• **GIVEN REQUEST**
Within the records below, reproduce without change the lines from the line that has "Convert this screenshot" through the line that has "Read all visible content and emit it as JSON.", and only those.

####

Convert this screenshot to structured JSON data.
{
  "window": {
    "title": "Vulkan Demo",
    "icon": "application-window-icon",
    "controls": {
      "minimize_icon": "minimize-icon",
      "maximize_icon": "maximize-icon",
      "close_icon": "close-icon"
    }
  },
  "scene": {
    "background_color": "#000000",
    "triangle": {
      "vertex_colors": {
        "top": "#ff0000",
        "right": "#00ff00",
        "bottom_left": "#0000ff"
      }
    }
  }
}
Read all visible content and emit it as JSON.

####

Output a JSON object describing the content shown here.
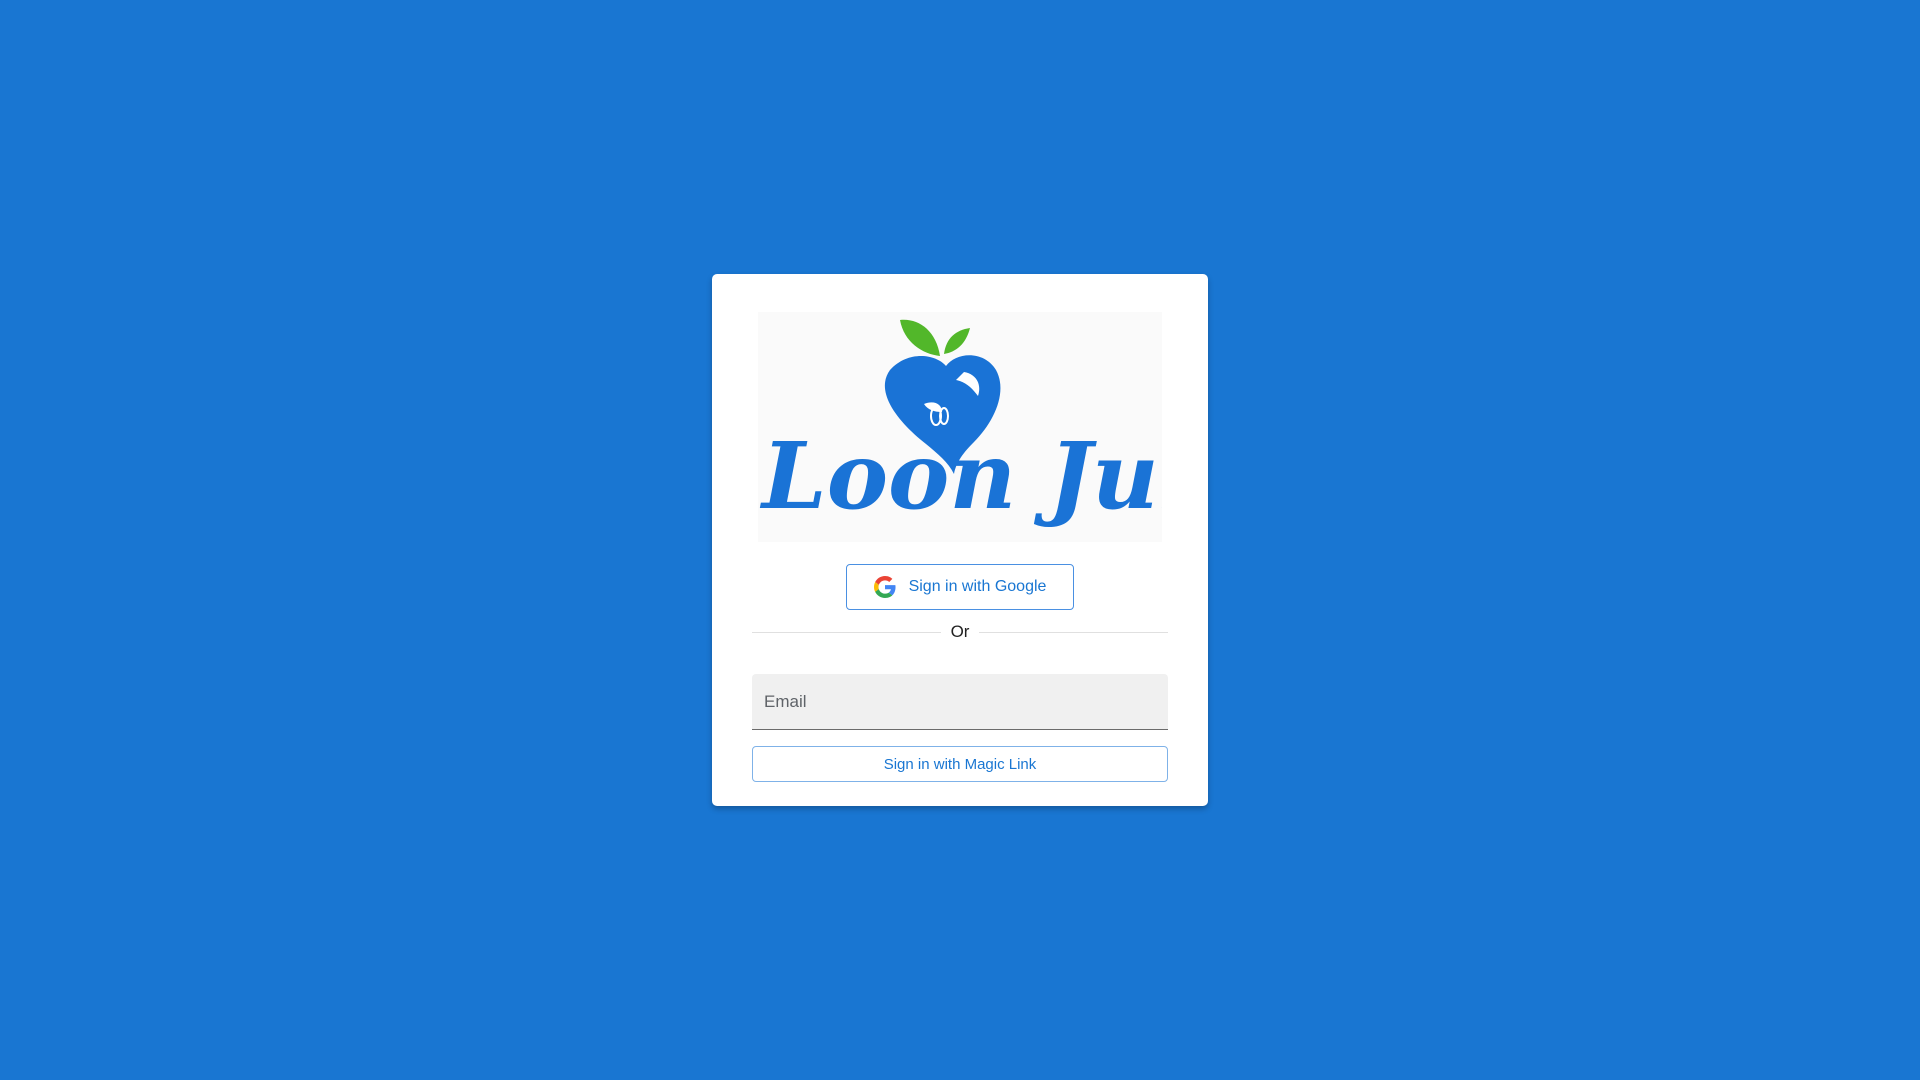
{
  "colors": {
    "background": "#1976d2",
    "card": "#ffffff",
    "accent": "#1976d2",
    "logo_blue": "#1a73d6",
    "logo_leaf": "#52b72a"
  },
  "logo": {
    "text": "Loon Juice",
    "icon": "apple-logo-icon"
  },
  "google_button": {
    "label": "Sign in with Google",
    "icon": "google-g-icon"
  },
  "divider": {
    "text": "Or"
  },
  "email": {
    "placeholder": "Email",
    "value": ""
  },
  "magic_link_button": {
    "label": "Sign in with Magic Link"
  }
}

####

• **RESPONSE TO THIS TASK**
Convert this screenshot to structured JSON data.
{
  "window": {
    "title": "Vulkan Demo",
    "icon": "application-window-icon",
    "controls": {
      "minimize_icon": "minimize-icon",
      "maximize_icon": "maximize-icon",
      "close_icon": "close-icon"
    }
  },
  "scene": {
    "background_color": "#000000",
    "triangle": {
      "vertex_colors": {
        "top": "#ff0000",
        "right": "#00ff00",
        "bottom_left": "#0000ff"
      }
    }
  }
}
Read all visible content and emit it as JSON.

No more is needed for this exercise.